:: Page ::

Innover dans un cadre contraint

Le bien-être de la population est le but de toute politique, qu’elle soit nationale ou locale. Mais pour que cette politique soit juste et efficace, il est nécessaire qu’elle s’inscrive à la fois dans les limites physiques du cadre de vie et dans celles de la justice sociale tout en assurant la prospérité. Selon Kate Raworth qui s’est exprimée lors d’un colloque au CESE20,

« il est essentiel pour le développement durable de veiller à ce que la vie des gens se fonde sur un plancher social, mais aussi de rester en-deçà du plafond environnemental, car le fait de dépasser l’une ou l’autre de ces limites peut déclencher des crises sociales et écologiques. »

Le plancher des droits sociaux, élaboré par les gouvernements pour Rio+20 est basé sur onze priorités : la sécurité alimentaire, les revenus, l’eau et l’assainissement, l’accès aux soins, l’éducation, l’énergie, l’égalité des sexes, l’équité sociale, la liberté d’expression, les emplois et la résilience. C’est lorsque tous ces facteurs sont réunis que l’on se sent bien, physiquement et psychiquement.

:::

● **Consignes de l'exercice**:
1. Recopiez sans rien changer le passage du texte sur l'innovation dans un cadre contraint qui va de « Le plancher des » jusqu'à « physiquement et psychiquement. » inclus.
2. Poursuivez le texte sur l'innovation dans un cadre contraint après sa dernière phrase.

:: Matériel extrait ::

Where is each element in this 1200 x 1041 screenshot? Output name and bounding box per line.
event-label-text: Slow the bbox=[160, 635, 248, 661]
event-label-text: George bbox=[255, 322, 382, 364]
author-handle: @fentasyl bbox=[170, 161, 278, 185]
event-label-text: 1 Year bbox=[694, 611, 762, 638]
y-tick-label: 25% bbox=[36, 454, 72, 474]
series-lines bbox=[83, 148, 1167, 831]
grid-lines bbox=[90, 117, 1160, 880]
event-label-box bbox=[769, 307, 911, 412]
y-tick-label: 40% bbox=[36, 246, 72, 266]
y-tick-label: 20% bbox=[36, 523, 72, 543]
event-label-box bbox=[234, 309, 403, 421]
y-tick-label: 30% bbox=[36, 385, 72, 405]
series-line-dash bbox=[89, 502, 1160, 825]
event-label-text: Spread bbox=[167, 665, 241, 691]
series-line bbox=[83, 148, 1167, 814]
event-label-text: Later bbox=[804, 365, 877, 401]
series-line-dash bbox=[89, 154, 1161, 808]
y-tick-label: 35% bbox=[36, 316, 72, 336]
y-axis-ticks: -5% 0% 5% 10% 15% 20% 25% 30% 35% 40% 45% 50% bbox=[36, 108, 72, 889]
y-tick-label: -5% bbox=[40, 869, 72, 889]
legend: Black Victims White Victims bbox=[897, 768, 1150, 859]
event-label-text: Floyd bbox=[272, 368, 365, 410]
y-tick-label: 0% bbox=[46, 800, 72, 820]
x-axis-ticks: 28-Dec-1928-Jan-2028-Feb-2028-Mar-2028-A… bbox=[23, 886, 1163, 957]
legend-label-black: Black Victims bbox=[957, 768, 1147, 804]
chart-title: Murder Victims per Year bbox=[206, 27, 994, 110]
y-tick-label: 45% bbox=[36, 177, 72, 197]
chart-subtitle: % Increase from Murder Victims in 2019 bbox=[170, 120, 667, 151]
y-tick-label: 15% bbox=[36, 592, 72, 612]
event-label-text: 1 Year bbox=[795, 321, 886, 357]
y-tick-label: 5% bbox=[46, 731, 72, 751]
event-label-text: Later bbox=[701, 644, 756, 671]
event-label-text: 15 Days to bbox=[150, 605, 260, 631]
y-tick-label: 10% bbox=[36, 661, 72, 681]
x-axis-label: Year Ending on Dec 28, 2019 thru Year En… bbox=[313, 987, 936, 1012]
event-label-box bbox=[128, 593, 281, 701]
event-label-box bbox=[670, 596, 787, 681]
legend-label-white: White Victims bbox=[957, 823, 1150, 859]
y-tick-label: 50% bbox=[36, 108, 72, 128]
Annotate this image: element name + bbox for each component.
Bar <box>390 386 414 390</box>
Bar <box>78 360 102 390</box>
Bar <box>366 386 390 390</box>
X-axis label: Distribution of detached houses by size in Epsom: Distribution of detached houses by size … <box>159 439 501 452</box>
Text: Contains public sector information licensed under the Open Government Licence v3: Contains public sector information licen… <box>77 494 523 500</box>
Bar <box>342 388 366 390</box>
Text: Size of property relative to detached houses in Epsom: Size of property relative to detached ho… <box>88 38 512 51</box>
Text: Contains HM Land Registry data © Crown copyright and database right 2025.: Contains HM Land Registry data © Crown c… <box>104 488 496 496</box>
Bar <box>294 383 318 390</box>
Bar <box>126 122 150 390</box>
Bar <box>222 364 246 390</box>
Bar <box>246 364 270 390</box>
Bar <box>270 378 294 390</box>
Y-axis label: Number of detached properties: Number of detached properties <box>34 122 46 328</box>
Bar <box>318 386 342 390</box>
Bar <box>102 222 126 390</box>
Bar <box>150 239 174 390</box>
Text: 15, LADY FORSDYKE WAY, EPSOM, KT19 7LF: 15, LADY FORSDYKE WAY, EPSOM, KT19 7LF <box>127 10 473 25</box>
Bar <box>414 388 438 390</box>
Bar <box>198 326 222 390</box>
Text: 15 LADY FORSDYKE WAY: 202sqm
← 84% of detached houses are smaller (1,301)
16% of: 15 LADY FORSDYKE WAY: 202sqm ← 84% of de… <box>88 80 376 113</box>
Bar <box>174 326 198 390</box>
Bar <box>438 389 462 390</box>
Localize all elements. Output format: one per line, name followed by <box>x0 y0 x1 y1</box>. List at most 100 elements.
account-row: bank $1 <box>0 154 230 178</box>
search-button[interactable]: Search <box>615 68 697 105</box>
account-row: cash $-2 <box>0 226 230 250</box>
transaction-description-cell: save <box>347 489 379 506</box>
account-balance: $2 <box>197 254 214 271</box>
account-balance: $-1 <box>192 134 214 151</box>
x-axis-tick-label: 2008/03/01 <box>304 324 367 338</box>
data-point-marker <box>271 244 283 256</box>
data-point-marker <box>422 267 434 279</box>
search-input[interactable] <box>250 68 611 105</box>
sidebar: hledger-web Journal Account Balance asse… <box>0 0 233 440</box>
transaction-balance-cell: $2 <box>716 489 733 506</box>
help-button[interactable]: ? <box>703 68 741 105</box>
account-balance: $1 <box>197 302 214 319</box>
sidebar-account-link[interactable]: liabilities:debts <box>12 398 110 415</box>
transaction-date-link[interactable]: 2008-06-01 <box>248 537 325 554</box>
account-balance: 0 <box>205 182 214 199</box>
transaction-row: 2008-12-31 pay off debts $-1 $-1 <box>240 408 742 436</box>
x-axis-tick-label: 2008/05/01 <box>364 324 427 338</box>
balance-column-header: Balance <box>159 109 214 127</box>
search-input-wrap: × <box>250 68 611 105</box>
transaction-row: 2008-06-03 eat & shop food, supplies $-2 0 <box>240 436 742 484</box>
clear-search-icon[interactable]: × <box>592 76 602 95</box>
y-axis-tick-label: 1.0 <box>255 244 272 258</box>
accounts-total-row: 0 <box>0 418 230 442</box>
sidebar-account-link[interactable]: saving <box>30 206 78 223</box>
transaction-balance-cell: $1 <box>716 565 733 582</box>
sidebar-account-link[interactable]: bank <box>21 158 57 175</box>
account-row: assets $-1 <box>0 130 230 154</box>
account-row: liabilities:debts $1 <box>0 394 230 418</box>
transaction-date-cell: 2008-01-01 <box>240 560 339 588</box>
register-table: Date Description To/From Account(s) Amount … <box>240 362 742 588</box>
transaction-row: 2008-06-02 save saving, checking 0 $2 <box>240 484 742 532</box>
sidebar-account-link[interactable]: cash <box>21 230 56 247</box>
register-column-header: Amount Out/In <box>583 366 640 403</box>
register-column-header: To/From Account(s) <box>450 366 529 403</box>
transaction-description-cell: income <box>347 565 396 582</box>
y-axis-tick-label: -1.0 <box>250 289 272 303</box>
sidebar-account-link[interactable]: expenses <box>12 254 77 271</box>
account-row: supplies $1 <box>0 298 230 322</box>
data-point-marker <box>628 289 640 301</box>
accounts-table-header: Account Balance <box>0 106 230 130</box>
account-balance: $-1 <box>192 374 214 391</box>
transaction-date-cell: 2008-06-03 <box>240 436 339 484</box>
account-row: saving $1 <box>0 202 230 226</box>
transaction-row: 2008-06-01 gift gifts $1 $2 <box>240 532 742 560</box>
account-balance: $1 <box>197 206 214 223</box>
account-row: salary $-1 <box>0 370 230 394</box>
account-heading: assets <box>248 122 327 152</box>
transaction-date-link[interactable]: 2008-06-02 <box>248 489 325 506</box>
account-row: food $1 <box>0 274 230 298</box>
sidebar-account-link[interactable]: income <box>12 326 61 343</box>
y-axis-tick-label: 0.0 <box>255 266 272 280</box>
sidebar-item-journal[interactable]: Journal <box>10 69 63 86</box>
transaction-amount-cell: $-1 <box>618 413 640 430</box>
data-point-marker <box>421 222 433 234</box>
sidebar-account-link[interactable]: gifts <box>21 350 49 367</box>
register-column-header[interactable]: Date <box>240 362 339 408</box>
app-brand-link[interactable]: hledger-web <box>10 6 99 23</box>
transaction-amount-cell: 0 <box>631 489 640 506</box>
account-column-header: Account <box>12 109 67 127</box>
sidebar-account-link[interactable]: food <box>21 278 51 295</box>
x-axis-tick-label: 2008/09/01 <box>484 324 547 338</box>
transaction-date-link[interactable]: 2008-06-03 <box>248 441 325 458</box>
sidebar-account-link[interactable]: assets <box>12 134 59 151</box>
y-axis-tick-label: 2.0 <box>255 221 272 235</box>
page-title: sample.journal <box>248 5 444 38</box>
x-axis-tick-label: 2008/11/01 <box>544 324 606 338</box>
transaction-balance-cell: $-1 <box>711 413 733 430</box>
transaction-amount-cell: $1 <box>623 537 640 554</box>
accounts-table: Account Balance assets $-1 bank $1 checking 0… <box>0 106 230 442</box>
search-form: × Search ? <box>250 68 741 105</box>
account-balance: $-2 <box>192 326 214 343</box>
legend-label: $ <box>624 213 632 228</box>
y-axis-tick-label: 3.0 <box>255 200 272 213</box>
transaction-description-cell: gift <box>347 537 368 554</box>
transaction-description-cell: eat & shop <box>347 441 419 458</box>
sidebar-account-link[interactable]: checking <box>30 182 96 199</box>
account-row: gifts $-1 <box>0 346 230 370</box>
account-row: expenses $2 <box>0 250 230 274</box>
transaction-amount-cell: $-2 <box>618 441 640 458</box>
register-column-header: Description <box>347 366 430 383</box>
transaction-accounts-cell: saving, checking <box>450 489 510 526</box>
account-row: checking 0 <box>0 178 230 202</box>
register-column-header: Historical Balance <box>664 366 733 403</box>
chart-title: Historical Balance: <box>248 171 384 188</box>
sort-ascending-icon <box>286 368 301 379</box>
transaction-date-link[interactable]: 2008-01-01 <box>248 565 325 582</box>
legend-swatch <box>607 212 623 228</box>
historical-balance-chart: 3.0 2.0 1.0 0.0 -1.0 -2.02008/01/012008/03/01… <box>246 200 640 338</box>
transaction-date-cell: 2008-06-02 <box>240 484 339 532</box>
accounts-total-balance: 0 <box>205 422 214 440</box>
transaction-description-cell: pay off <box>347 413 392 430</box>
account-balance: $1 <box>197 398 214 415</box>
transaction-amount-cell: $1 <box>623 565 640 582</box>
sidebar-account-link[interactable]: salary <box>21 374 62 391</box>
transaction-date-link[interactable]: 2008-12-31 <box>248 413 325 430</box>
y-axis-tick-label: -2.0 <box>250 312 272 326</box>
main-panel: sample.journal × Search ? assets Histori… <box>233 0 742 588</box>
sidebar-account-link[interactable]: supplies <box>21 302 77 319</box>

:::

● **Liste des réponses**:
1.
Le plancher des droits sociaux, élaboré par les gouvernements pour Rio+20 est basé sur onze priorités : la sécurité alimentaire, les revenus, l’eau et l’assainissement, l’accès aux soins, l’éducation, l’énergie, l’égalité des sexes, l’équité sociale, la liberté d’expression, les emplois et la résilience. C’est lorsque tous ces facteurs sont réunis que l’on se sent bien, physiquement et psychiquement.

2.
Le plafond environnemental est constitué par les limites de la planète21 : le changement climatique suivi par le taux d’appauvrissement de la biodiversité et le cycle de l’azote, puis le cycle du phosphore, l’appauvrissement de la couche d’ozone, l’acidification des océans, l’utilisation d’eau douce, le changement d’occupation des sols, la concentration de particules dans l’atmosphère et la pollution chimique. Le changement climatique et la biodiversité sont les principales préoccupations à la fois des expert.e.s mais aussi des populations alors même que les politiques s’en emparent encore trop peu…

L’avis n’a pas abordé toutes ces problématiques mais s’est concentré sur certaines d’entre elles : répondre aux enjeux du changement climatique dans l’habitat, intégrer la biodiversité dans l’urbanisme et le bâtiment, faciliter les mobilités actives, prévenir les pollutions et organiser la résilience. La réalité des retours sur investissement doit être un critère essentiel d’appréciation pour la pertinence des mesures à prendre. Associer les

habitant.e.s aux projets qui les concernent dans l’urbanisme et l’habitat permet d’améliorer ces projets et d’augmenter leurs chances de succès. C’est aussi faire d’elles et d’eux les actrices et les acteurs incontournables d’actions locales s’inscrivant dans une vision globale du monde tournée vers l’avenir.